> [CHALLENGE] Copy each line in which the string "miei" occurs.

################

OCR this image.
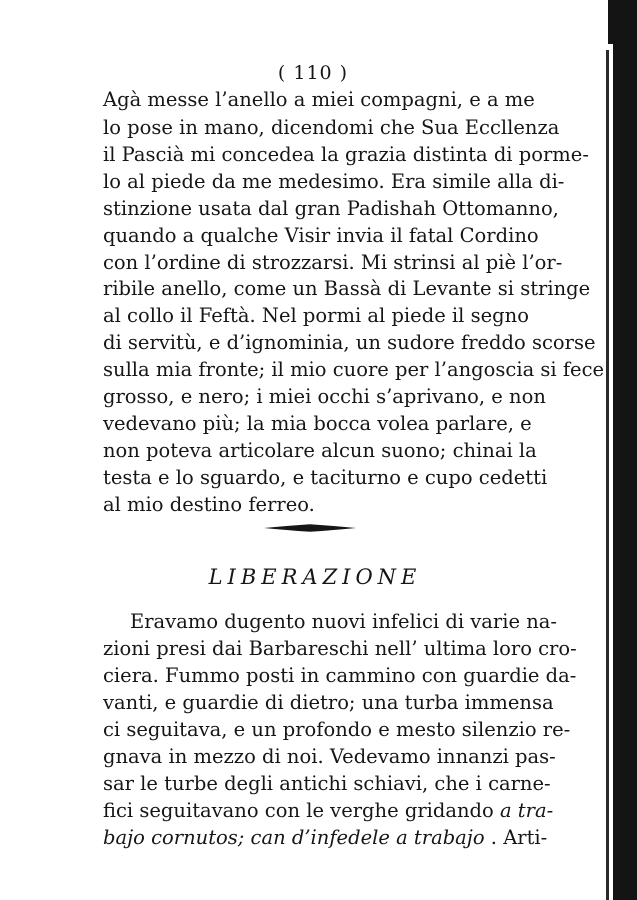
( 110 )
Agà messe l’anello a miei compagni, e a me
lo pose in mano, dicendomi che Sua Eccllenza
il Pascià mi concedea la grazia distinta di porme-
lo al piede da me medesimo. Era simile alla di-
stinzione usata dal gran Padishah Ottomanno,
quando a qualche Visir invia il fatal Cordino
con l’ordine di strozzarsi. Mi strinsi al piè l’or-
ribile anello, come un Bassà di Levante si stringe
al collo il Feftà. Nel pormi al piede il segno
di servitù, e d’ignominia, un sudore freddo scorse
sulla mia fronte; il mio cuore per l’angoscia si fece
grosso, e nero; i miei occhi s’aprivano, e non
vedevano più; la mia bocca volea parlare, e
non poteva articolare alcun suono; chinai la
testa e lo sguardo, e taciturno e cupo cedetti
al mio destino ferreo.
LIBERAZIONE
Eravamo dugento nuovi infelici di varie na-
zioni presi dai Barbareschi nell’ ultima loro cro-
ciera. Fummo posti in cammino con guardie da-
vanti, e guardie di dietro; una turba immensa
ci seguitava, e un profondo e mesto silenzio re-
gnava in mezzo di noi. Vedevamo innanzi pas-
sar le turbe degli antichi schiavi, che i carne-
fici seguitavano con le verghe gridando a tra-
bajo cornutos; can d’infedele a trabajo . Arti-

################

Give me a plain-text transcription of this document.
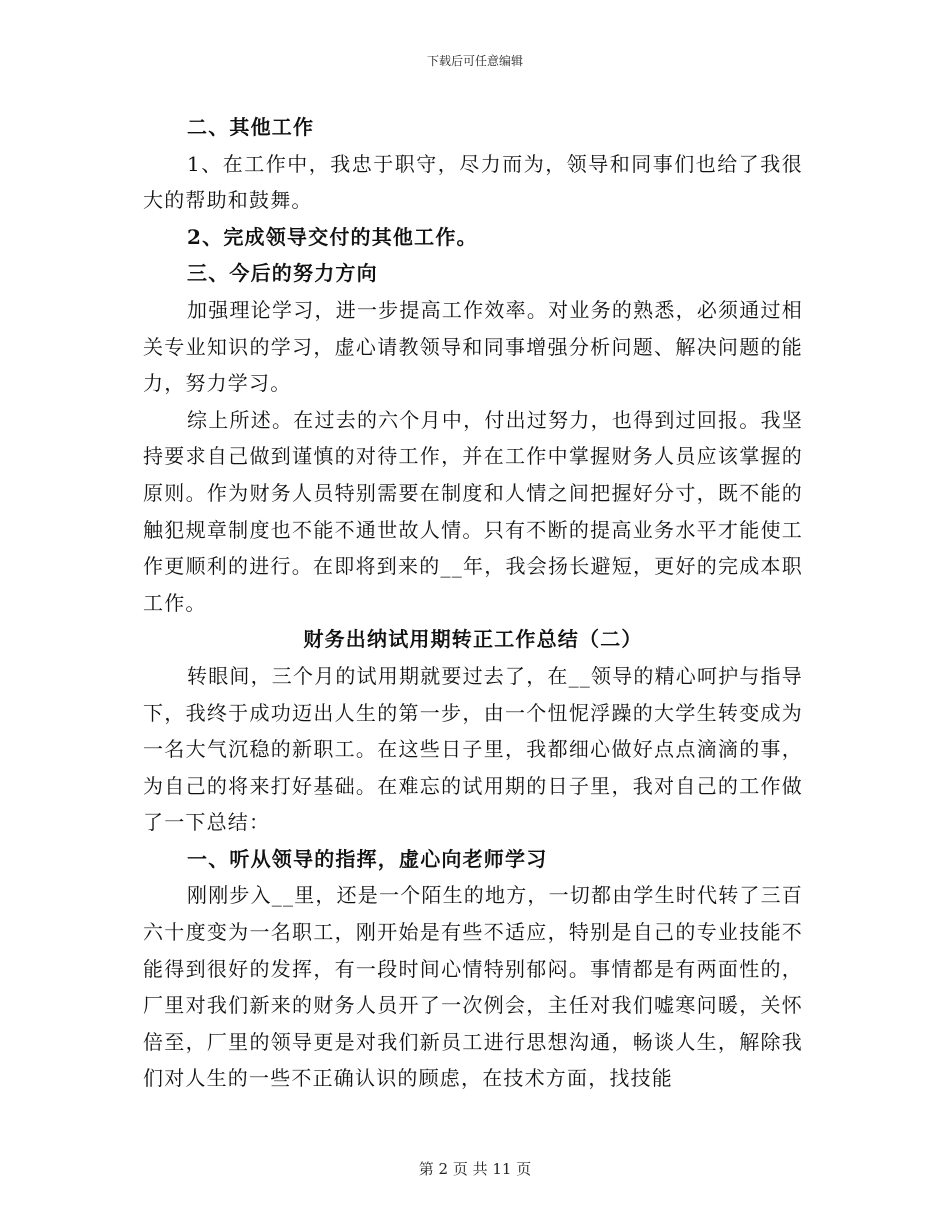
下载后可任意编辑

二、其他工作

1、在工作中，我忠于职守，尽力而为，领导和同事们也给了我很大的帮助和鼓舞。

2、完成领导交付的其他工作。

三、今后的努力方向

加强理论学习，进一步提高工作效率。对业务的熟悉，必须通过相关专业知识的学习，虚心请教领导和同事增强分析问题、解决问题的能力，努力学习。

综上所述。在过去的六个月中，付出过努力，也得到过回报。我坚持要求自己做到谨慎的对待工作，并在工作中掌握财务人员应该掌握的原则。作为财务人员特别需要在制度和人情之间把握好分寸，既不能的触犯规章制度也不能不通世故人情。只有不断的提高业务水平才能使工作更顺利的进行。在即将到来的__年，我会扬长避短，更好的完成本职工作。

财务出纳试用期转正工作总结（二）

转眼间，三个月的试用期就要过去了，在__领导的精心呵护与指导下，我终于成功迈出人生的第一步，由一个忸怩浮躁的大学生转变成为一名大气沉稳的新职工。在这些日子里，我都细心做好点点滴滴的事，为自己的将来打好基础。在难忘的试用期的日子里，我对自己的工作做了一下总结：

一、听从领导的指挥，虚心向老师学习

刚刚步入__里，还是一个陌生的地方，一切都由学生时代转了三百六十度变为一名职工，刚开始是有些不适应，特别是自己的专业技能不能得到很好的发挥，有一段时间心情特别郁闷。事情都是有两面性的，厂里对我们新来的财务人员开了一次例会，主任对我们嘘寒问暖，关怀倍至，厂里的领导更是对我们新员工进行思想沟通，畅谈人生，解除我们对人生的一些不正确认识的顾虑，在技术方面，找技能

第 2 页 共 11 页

################

> [SOLUTION FOR THIS PROBLEM]
Agà messe l’anello a miei compagni, e a me
grosso, e nero; i miei occhi s’aprivano, e non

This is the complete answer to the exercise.